» Instructions for the task
Return the lines below that carry the word "compare".

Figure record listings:

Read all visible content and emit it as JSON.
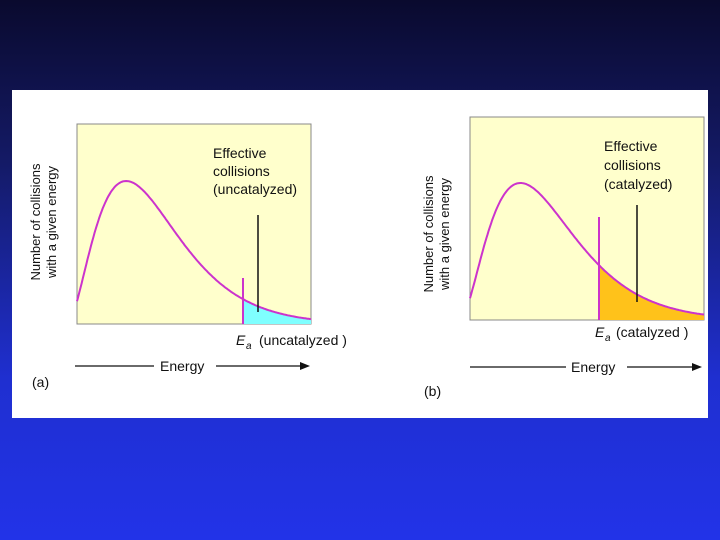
{
  "panel_a": {
    "letter": "(a)",
    "y_label_line1": "Number of collisions",
    "y_label_line2": "with a given energy",
    "annotation_line1": "Effective",
    "annotation_line2": "collisions",
    "annotation_line3": "(uncatalyzed)",
    "ea_symbol": "E",
    "ea_subscript": "a",
    "ea_label": "(uncatalyzed )",
    "x_label": "Energy",
    "fill_color": "#7fffff"
  },
  "panel_b": {
    "letter": "(b)",
    "y_label_line1": "Number of collisions",
    "y_label_line2": "with a given energy",
    "annotation_line1": "Effective",
    "annotation_line2": "collisions",
    "annotation_line3": "(catalyzed)",
    "ea_symbol": "E",
    "ea_subscript": "a",
    "ea_label": "(catalyzed )",
    "x_label": "Energy",
    "fill_color": "#ffc21a"
  },
  "colors": {
    "plot_background": "#ffffcc",
    "curve": "#cc33cc",
    "background_top": "#0a0a2e",
    "background_bottom": "#2233e8"
  }
}
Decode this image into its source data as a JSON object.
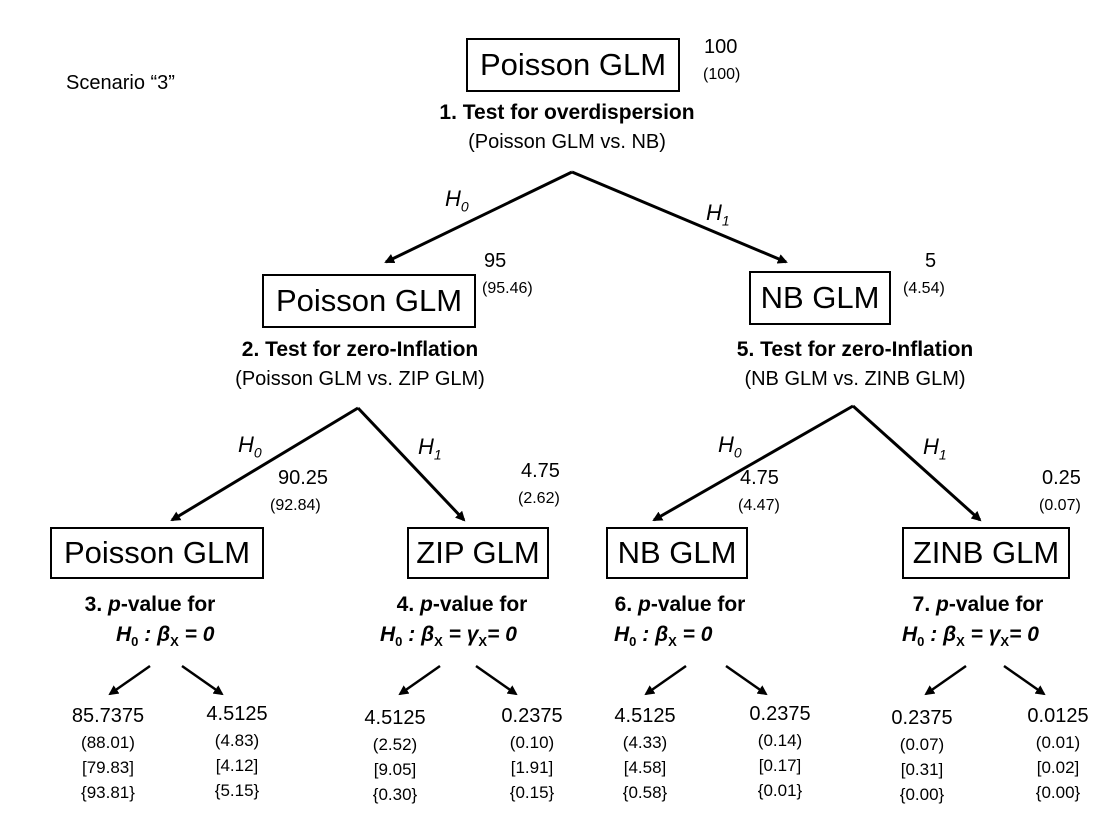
{
  "scenario": "Scenario “3”",
  "root": {
    "box": "Poisson GLM",
    "count": "100",
    "count_paren": "(100)",
    "test": "1.  Test for overdispersion",
    "compare": "(Poisson GLM vs. NB)"
  },
  "branch_left": {
    "edge_label": "H",
    "edge_sub": "0",
    "box": "Poisson GLM",
    "count": "95",
    "count_paren": "(95.46)",
    "test": "2. Test for zero-Inflation",
    "compare": "(Poisson GLM vs. ZIP GLM)"
  },
  "branch_right": {
    "edge_label": "H",
    "edge_sub": "1",
    "box": "NB GLM",
    "count": "5",
    "count_paren": "(4.54)",
    "test": "5. Test for zero-Inflation",
    "compare": "(NB GLM vs. ZINB GLM)"
  },
  "models": [
    {
      "box": "Poisson GLM",
      "edge_label": "H",
      "edge_sub": "0",
      "count": "90.25",
      "count_paren": "(92.84)",
      "pv_num": "3.",
      "pv_word": "p",
      "pv_rest": "-value for",
      "hyp_H": "H",
      "hyp_H_sub": "0",
      "hyp_sep": " : ",
      "hyp_beta": "β",
      "hyp_beta_sub": "X",
      "hyp_mid": "",
      "hyp_gamma": "",
      "hyp_gamma_sub": "",
      "hyp_end": " = 0",
      "leaf_left": {
        "v": "85.7375",
        "a": "(88.01)",
        "b": "[79.83]",
        "c": "{93.81}"
      },
      "leaf_right": {
        "v": "4.5125",
        "a": "(4.83)",
        "b": "[4.12]",
        "c": "{5.15}"
      }
    },
    {
      "box": "ZIP GLM",
      "edge_label": "H",
      "edge_sub": "1",
      "count": "4.75",
      "count_paren": "(2.62)",
      "pv_num": "4.",
      "pv_word": "p",
      "pv_rest": "-value for",
      "hyp_H": "H",
      "hyp_H_sub": "0",
      "hyp_sep": " : ",
      "hyp_beta": "β",
      "hyp_beta_sub": "X",
      "hyp_mid": " = ",
      "hyp_gamma": "γ",
      "hyp_gamma_sub": "X",
      "hyp_end": "= 0",
      "leaf_left": {
        "v": "4.5125",
        "a": "(2.52)",
        "b": "[9.05]",
        "c": "{0.30}"
      },
      "leaf_right": {
        "v": "0.2375",
        "a": "(0.10)",
        "b": "[1.91]",
        "c": "{0.15}"
      }
    },
    {
      "box": "NB GLM",
      "edge_label": "H",
      "edge_sub": "0",
      "count": "4.75",
      "count_paren": "(4.47)",
      "pv_num": "6.",
      "pv_word": "p",
      "pv_rest": "-value for",
      "hyp_H": "H",
      "hyp_H_sub": "0",
      "hyp_sep": " : ",
      "hyp_beta": "β",
      "hyp_beta_sub": "X",
      "hyp_mid": "",
      "hyp_gamma": "",
      "hyp_gamma_sub": "",
      "hyp_end": " = 0",
      "leaf_left": {
        "v": "4.5125",
        "a": "(4.33)",
        "b": "[4.58]",
        "c": "{0.58}"
      },
      "leaf_right": {
        "v": "0.2375",
        "a": "(0.14)",
        "b": "[0.17]",
        "c": "{0.01}"
      }
    },
    {
      "box": "ZINB GLM",
      "edge_label": "H",
      "edge_sub": "1",
      "count": "0.25",
      "count_paren": "(0.07)",
      "pv_num": "7.",
      "pv_word": "p",
      "pv_rest": "-value for",
      "hyp_H": "H",
      "hyp_H_sub": "0",
      "hyp_sep": " : ",
      "hyp_beta": "β",
      "hyp_beta_sub": "X",
      "hyp_mid": " = ",
      "hyp_gamma": "γ",
      "hyp_gamma_sub": "X",
      "hyp_end": "= 0",
      "leaf_left": {
        "v": "0.2375",
        "a": "(0.07)",
        "b": "[0.31]",
        "c": "{0.00}"
      },
      "leaf_right": {
        "v": "0.0125",
        "a": "(0.01)",
        "b": "[0.02]",
        "c": "{0.00}"
      }
    }
  ]
}
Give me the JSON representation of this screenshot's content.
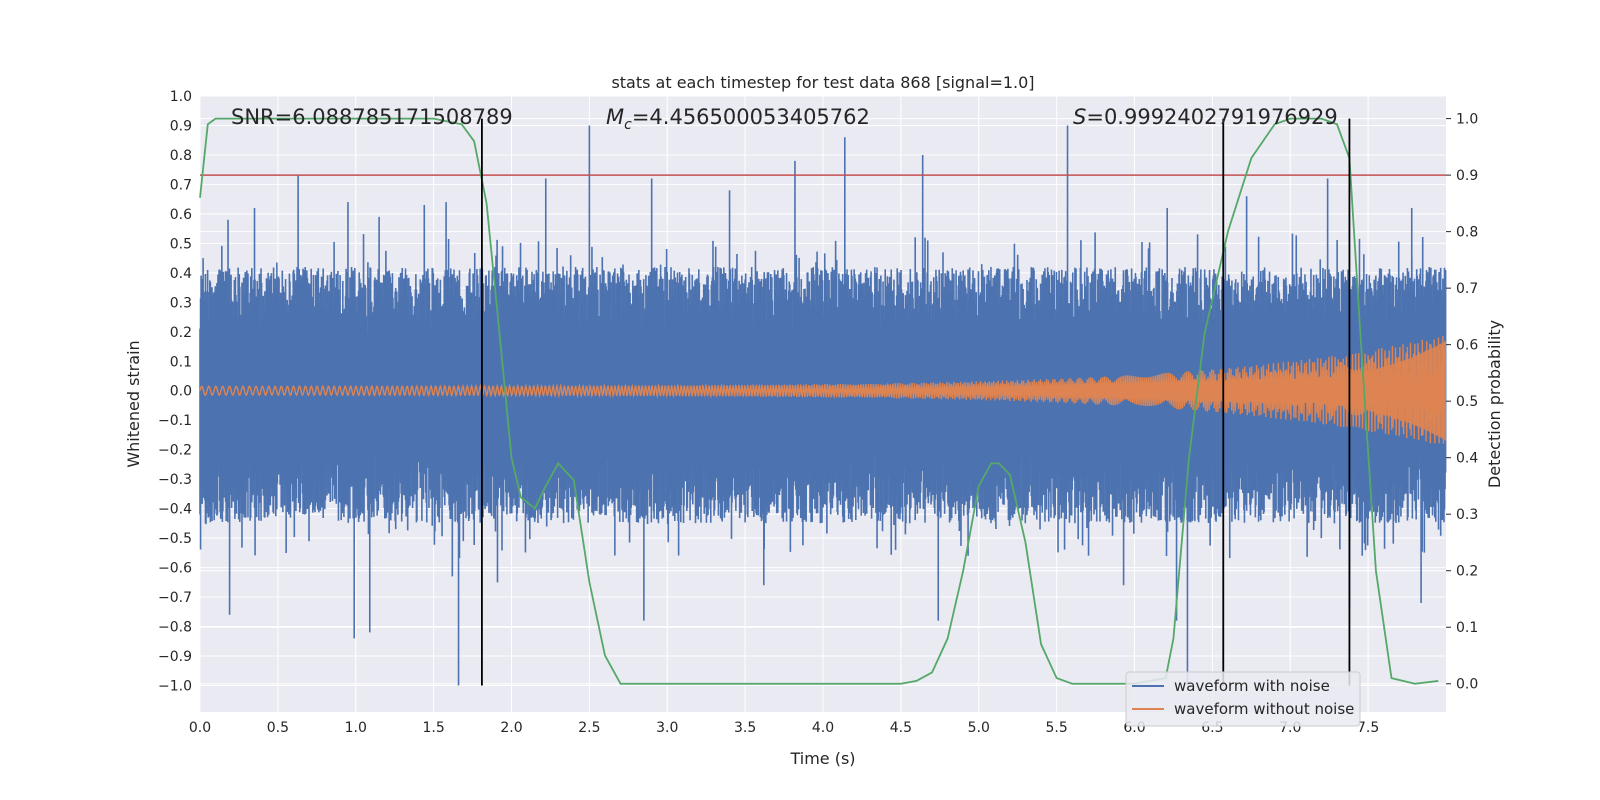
{
  "chart_data": {
    "type": "line",
    "title": "stats at each timestep for test data 868 [signal=1.0]",
    "xlabel": "Time (s)",
    "ylabel": "Whitened strain",
    "y2label": "Detection probability",
    "xlim": [
      0.0,
      8.0
    ],
    "ylim": [
      -1.09,
      1.0
    ],
    "y2lim": [
      -0.05,
      1.04
    ],
    "x_ticks": [
      "0.0",
      "0.5",
      "1.0",
      "1.5",
      "2.0",
      "2.5",
      "3.0",
      "3.5",
      "4.0",
      "4.5",
      "5.0",
      "5.5",
      "6.0",
      "6.5",
      "7.0",
      "7.5"
    ],
    "y_ticks": [
      "1.0",
      "0.9",
      "0.8",
      "0.7",
      "0.6",
      "0.5",
      "0.4",
      "0.3",
      "0.2",
      "0.1",
      "0.0",
      "−0.1",
      "−0.2",
      "−0.3",
      "−0.4",
      "−0.5",
      "−0.6",
      "−0.7",
      "−0.8",
      "−0.9",
      "−1.0"
    ],
    "y2_ticks": [
      "1.0",
      "0.9",
      "0.8",
      "0.7",
      "0.6",
      "0.5",
      "0.4",
      "0.3",
      "0.2",
      "0.1",
      "0.0"
    ],
    "grid": true,
    "legend_position": "lower-right",
    "annotations": {
      "snr": "SNR=6.088785171508789",
      "mc_symbol": "M",
      "mc_sub": "c",
      "mc_value": "=4.456500053405762",
      "s_symbol": "S",
      "s_value": "=0.9992402791976929"
    },
    "threshold": {
      "axis": "right",
      "value": 0.9,
      "color": "#c44e52"
    },
    "vertical_markers": [
      1.81,
      6.57,
      7.38
    ],
    "series": [
      {
        "name": "waveform with noise",
        "color": "#4c72b0",
        "axis": "left",
        "typical_envelope": [
          -0.45,
          0.42
        ],
        "spikes": [
          {
            "x": 0.02,
            "y": 0.45
          },
          {
            "x": 0.18,
            "y": 0.58
          },
          {
            "x": 0.35,
            "y": 0.62
          },
          {
            "x": 0.63,
            "y": 0.73
          },
          {
            "x": 0.95,
            "y": 0.64
          },
          {
            "x": 1.15,
            "y": 0.59
          },
          {
            "x": 1.44,
            "y": 0.63
          },
          {
            "x": 1.58,
            "y": 0.64
          },
          {
            "x": 2.22,
            "y": 0.72
          },
          {
            "x": 2.5,
            "y": 0.9
          },
          {
            "x": 2.9,
            "y": 0.72
          },
          {
            "x": 3.4,
            "y": 0.68
          },
          {
            "x": 3.82,
            "y": 0.78
          },
          {
            "x": 4.14,
            "y": 0.86
          },
          {
            "x": 4.64,
            "y": 0.8
          },
          {
            "x": 5.57,
            "y": 0.9
          },
          {
            "x": 6.21,
            "y": 0.62
          },
          {
            "x": 6.72,
            "y": 0.66
          },
          {
            "x": 7.24,
            "y": 0.72
          },
          {
            "x": 7.78,
            "y": 0.62
          },
          {
            "x": 0.19,
            "y": -0.76
          },
          {
            "x": 0.99,
            "y": -0.84
          },
          {
            "x": 1.09,
            "y": -0.82
          },
          {
            "x": 1.62,
            "y": -0.63
          },
          {
            "x": 1.66,
            "y": -1.0
          },
          {
            "x": 1.91,
            "y": -0.65
          },
          {
            "x": 2.85,
            "y": -0.78
          },
          {
            "x": 3.62,
            "y": -0.66
          },
          {
            "x": 4.74,
            "y": -0.78
          },
          {
            "x": 5.93,
            "y": -0.66
          },
          {
            "x": 6.27,
            "y": -0.78
          },
          {
            "x": 6.34,
            "y": -1.0
          },
          {
            "x": 7.38,
            "y": -0.74
          },
          {
            "x": 7.84,
            "y": -0.72
          }
        ]
      },
      {
        "name": "waveform without noise",
        "color": "#dd8452",
        "axis": "left",
        "amplitude_start": 0.015,
        "amplitude_end": 0.17,
        "chirp": true
      },
      {
        "name": "detection probability",
        "color": "#55a868",
        "axis": "right",
        "x": [
          0.0,
          0.05,
          0.1,
          0.2,
          0.5,
          1.0,
          1.5,
          1.68,
          1.76,
          1.84,
          1.93,
          2.0,
          2.06,
          2.15,
          2.22,
          2.3,
          2.4,
          2.5,
          2.6,
          2.7,
          3.0,
          3.5,
          4.0,
          4.5,
          4.6,
          4.7,
          4.8,
          4.9,
          5.0,
          5.08,
          5.13,
          5.2,
          5.3,
          5.4,
          5.5,
          5.6,
          6.0,
          6.2,
          6.25,
          6.35,
          6.45,
          6.6,
          6.75,
          6.9,
          7.0,
          7.2,
          7.3,
          7.38,
          7.45,
          7.55,
          7.65,
          7.8,
          7.95
        ],
        "y": [
          0.86,
          0.99,
          1.0,
          1.0,
          1.0,
          1.0,
          1.0,
          0.99,
          0.96,
          0.85,
          0.6,
          0.4,
          0.33,
          0.31,
          0.35,
          0.39,
          0.36,
          0.18,
          0.05,
          0.0,
          0.0,
          0.0,
          0.0,
          0.0,
          0.005,
          0.02,
          0.08,
          0.2,
          0.35,
          0.39,
          0.39,
          0.37,
          0.25,
          0.07,
          0.01,
          0.0,
          0.0,
          0.01,
          0.08,
          0.4,
          0.62,
          0.8,
          0.93,
          0.99,
          1.0,
          1.0,
          0.99,
          0.93,
          0.62,
          0.2,
          0.01,
          0.0,
          0.005
        ]
      }
    ]
  }
}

» Complete answer
    "compare": "(Poisson GLM vs. NB)"
    "compare": "(Poisson GLM vs. ZIP GLM)"
    "compare": "(NB GLM vs. ZINB GLM)"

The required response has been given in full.